§ REQUIRED WORK
Output each entry that follows exactly. Images stay out.

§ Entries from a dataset
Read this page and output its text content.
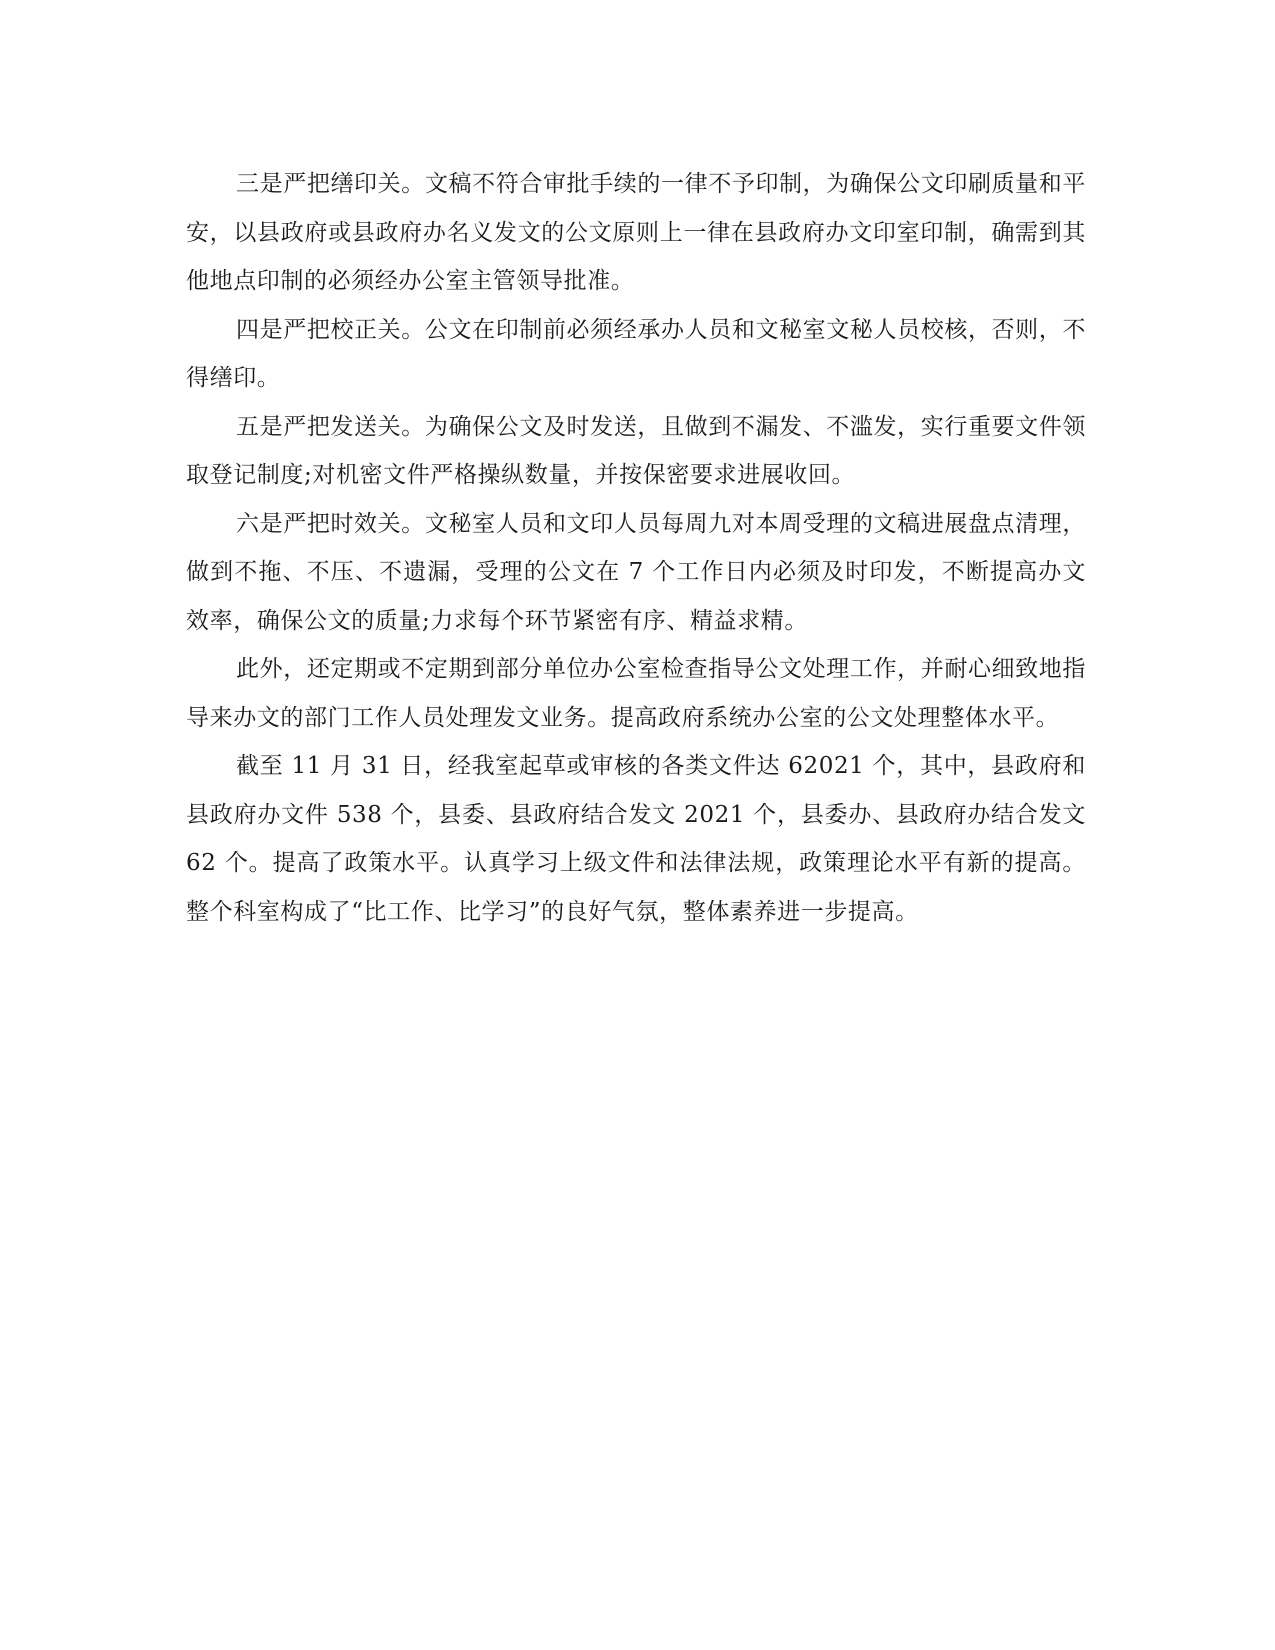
三是严把缮印关。文稿不符合审批手续的一律不予印制，为确保公文印刷质量和平安，以县政府或县政府办名义发文的公文原则上一律在县政府办文印室印制，确需到其他地点印制的必须经办公室主管领导批准。

四是严把校正关。公文在印制前必须经承办人员和文秘室文秘人员校核，否则，不得缮印。

五是严把发送关。为确保公文及时发送，且做到不漏发、不滥发，实行重要文件领取登记制度;对机密文件严格操纵数量，并按保密要求进展收回。

六是严把时效关。文秘室人员和文印人员每周九对本周受理的文稿进展盘点清理，做到不拖、不压、不遗漏，受理的公文在 7 个工作日内必须及时印发，不断提高办文效率，确保公文的质量;力求每个环节紧密有序、精益求精。

此外，还定期或不定期到部分单位办公室检查指导公文处理工作，并耐心细致地指导来办文的部门工作人员处理发文业务。提高政府系统办公室的公文处理整体水平。

截至 11 月 31 日，经我室起草或审核的各类文件达 62021 个，其中，县政府和县政府办文件 538 个，县委、县政府结合发文 2021 个，县委办、县政府办结合发文 62 个。提高了政策水平。认真学习上级文件和法律法规，政策理论水平有新的提高。整个科室构成了“比工作、比学习”的良好气氛，整体素养进一步提高。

§ SOLVED PROBLEM
Read this page and output its text content.
三是严把缮印关。文稿不符合审批手续的一律不予印制，为确保公文印刷质量和平安，以县政府或县政府办名义发文的公文原则上一律在县政府办文印室印制，确需到其他地点印制的必须经办公室主管领导批准。

四是严把校正关。公文在印制前必须经承办人员和文秘室文秘人员校核，否则，不得缮印。

五是严把发送关。为确保公文及时发送，且做到不漏发、不滥发，实行重要文件领取登记制度;对机密文件严格操纵数量，并按保密要求进展收回。

六是严把时效关。文秘室人员和文印人员每周九对本周受理的文稿进展盘点清理，做到不拖、不压、不遗漏，受理的公文在 7 个工作日内必须及时印发，不断提高办文效率，确保公文的质量;力求每个环节紧密有序、精益求精。

此外，还定期或不定期到部分单位办公室检查指导公文处理工作，并耐心细致地指导来办文的部门工作人员处理发文业务。提高政府系统办公室的公文处理整体水平。

截至 11 月 31 日，经我室起草或审核的各类文件达 62021 个，其中，县政府和县政府办文件 538 个，县委、县政府结合发文 2021 个，县委办、县政府办结合发文 62 个。提高了政策水平。认真学习上级文件和法律法规，政策理论水平有新的提高。整个科室构成了“比工作、比学习”的良好气氛，整体素养进一步提高。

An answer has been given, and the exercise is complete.